**Supplied entries:**

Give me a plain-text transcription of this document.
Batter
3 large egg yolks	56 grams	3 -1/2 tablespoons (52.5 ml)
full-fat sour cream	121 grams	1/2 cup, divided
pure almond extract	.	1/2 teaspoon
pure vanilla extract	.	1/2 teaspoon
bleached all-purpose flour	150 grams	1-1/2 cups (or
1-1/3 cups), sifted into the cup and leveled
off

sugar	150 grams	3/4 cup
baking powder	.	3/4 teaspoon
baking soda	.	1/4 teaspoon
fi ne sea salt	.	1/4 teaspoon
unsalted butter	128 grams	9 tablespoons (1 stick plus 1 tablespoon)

**Problem to work on:** Reproduce the full listing above, character for character.

**Answer to the task:**
Give me a plain-text transcription of this document.
Batter
3 large egg yolks	56 grams	3 -1/2 tablespoons (52.5 ml)
full-fat sour cream	121 grams	1/2 cup, divided
pure almond extract	.	1/2 teaspoon
pure vanilla extract	.	1/2 teaspoon
bleached all-purpose flour	150 grams	1-1/2 cups (or
1-1/3 cups), sifted into the cup and leveled
off

sugar	150 grams	3/4 cup
baking powder	.	3/4 teaspoon
baking soda	.	1/4 teaspoon
fi ne sea salt	.	1/4 teaspoon
unsalted butter	128 grams	9 tablespoons (1 stick plus 1 tablespoon)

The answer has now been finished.